■ WHAT TO DO:
Return all entries word for word, but drop any images.

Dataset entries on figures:
# # # # #
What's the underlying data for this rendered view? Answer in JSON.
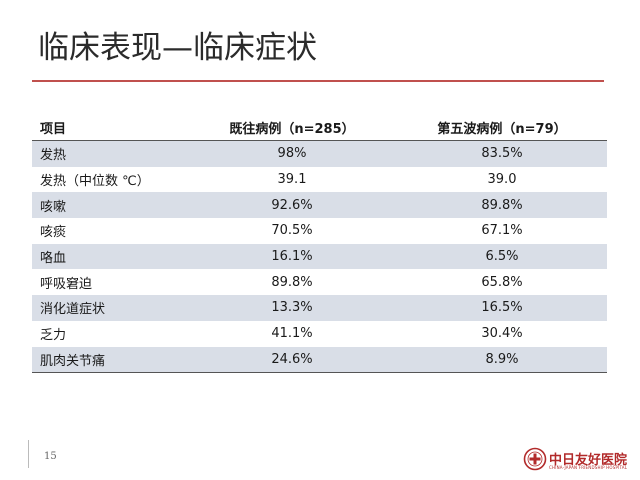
{
  "slide": {
    "title": "临床表现—临床症状",
    "page_number": "15"
  },
  "table": {
    "headers": [
      "项目",
      "既往病例（n=285）",
      "第五波病例（n=79）"
    ],
    "rows": [
      [
        "发热",
        "98%",
        "83.5%"
      ],
      [
        "发热（中位数 ℃）",
        "39.1",
        "39.0"
      ],
      [
        "咳嗽",
        "92.6%",
        "89.8%"
      ],
      [
        "咳痰",
        "70.5%",
        "67.1%"
      ],
      [
        "咯血",
        "16.1%",
        "6.5%"
      ],
      [
        "呼吸窘迫",
        "89.8%",
        "65.8%"
      ],
      [
        "消化道症状",
        "13.3%",
        "16.5%"
      ],
      [
        "乏力",
        "41.1%",
        "30.4%"
      ],
      [
        "肌肉关节痛",
        "24.6%",
        "8.9%"
      ]
    ]
  },
  "logo": {
    "name": "中日友好医院",
    "subtitle": "CHINA-JAPAN FRIENDSHIP HOSPITAL",
    "color": "#b22a2a"
  },
  "colors": {
    "accent_rule": "#c0504d",
    "row_band": "#d9dee7"
  }
}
# # # # #
■ OUTPUT FOR THIS EXERCISE:
What's the underlying data for this rendered view? Answer in JSON.
{
  "slide": {
    "title": "临床表现—临床症状",
    "page_number": "15"
  },
  "table": {
    "headers": [
      "项目",
      "既往病例（n=285）",
      "第五波病例（n=79）"
    ],
    "rows": [
      [
        "发热",
        "98%",
        "83.5%"
      ],
      [
        "发热（中位数 ℃）",
        "39.1",
        "39.0"
      ],
      [
        "咳嗽",
        "92.6%",
        "89.8%"
      ],
      [
        "咳痰",
        "70.5%",
        "67.1%"
      ],
      [
        "咯血",
        "16.1%",
        "6.5%"
      ],
      [
        "呼吸窘迫",
        "89.8%",
        "65.8%"
      ],
      [
        "消化道症状",
        "13.3%",
        "16.5%"
      ],
      [
        "乏力",
        "41.1%",
        "30.4%"
      ],
      [
        "肌肉关节痛",
        "24.6%",
        "8.9%"
      ]
    ]
  },
  "logo": {
    "name": "中日友好医院",
    "subtitle": "CHINA-JAPAN FRIENDSHIP HOSPITAL",
    "color": "#b22a2a"
  },
  "colors": {
    "accent_rule": "#c0504d",
    "row_band": "#d9dee7"
  }
}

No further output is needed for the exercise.